* _Set task_:
Return each line of the data below exactly, omitting any pictures.

Extracted data entries

▬▬▬▬▬▬

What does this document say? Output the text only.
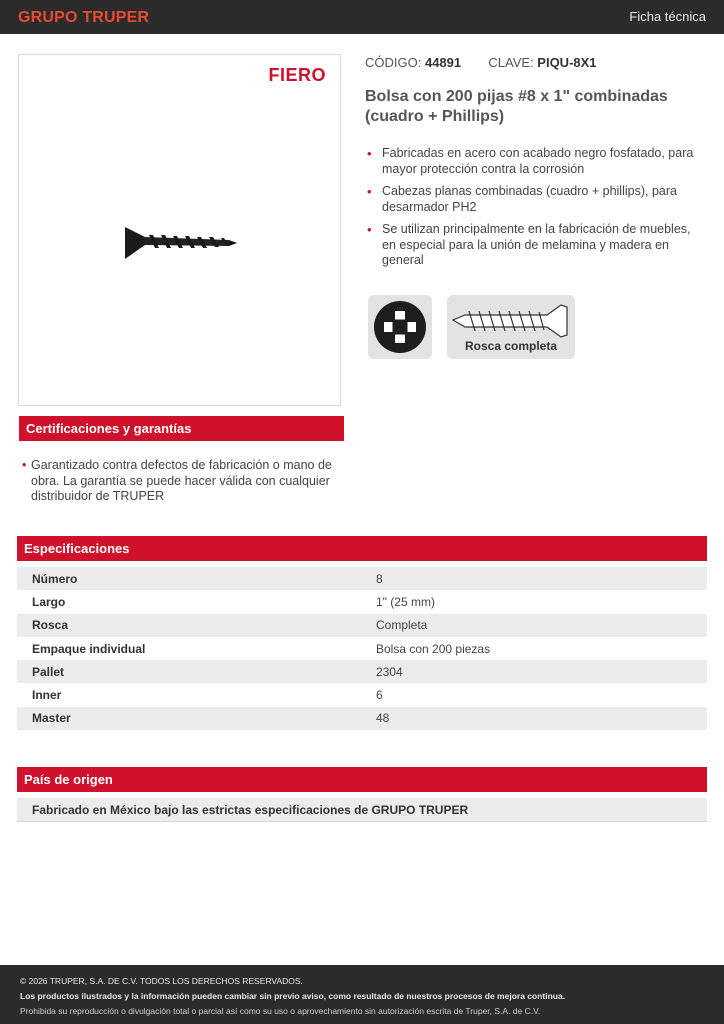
GRUPO TRUPER	Ficha técnica
FIERO
CÓDIGO: 44891 CLAVE: PIQU-8X1
Bolsa con 200 pijas #8 x 1" combinadas (cuadro + Phillips)
• Fabricadas en acero con acabado negro fosfatado, para mayor protección contra la corrosión
• Cabezas planas combinadas (cuadro + phillips), para desarmador PH2
• Se utilizan principalmente en la fabricación de muebles, en especial para la unión de melamina y madera en general
Rosca completa
Certificaciones y garantías
• Garantizado contra defectos de fabricación o mano de obra. La garantía se puede hacer válida con cualquier distribuidor de TRUPER
Especificaciones
Número	8
Largo	1" (25 mm)
Rosca	Completa
Empaque individual	Bolsa con 200 piezas
Pallet	2304
Inner	6
Master	48
País de origen
Fabricado en México bajo las estrictas especificaciones de GRUPO TRUPER
© 2026 TRUPER, S.A. DE C.V. TODOS LOS DERECHOS RESERVADOS.
Los productos ilustrados y la información pueden cambiar sin previo aviso, como resultado de nuestros procesos de mejora continua.
Prohibida su reproducción o divulgación total o parcial así como su uso o aprovechamiento sin autorización escrita de Truper, S.A. de C.V.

▬▬▬▬▬▬

* _Output for this exercise_:
What does this document say? Output the text only.
GRUPO TRUPER	Ficha técnica
FIERO
CÓDIGO: 44891 CLAVE: PIQU-8X1
Bolsa con 200 pijas #8 x 1" combinadas (cuadro + Phillips)
• Fabricadas en acero con acabado negro fosfatado, para mayor protección contra la corrosión
• Cabezas planas combinadas (cuadro + phillips), para desarmador PH2
• Se utilizan principalmente en la fabricación de muebles, en especial para la unión de melamina y madera en general
Rosca completa
Certificaciones y garantías
• Garantizado contra defectos de fabricación o mano de obra. La garantía se puede hacer válida con cualquier distribuidor de TRUPER
Especificaciones
Número	8
Largo	1" (25 mm)
Rosca	Completa
Empaque individual	Bolsa con 200 piezas
Pallet	2304
Inner	6
Master	48
País de origen
Fabricado en México bajo las estrictas especificaciones de GRUPO TRUPER
© 2026 TRUPER, S.A. DE C.V. TODOS LOS DERECHOS RESERVADOS.
Los productos ilustrados y la información pueden cambiar sin previo aviso, como resultado de nuestros procesos de mejora continua.
Prohibida su reproducción o divulgación total o parcial así como su uso o aprovechamiento sin autorización escrita de Truper, S.A. de C.V.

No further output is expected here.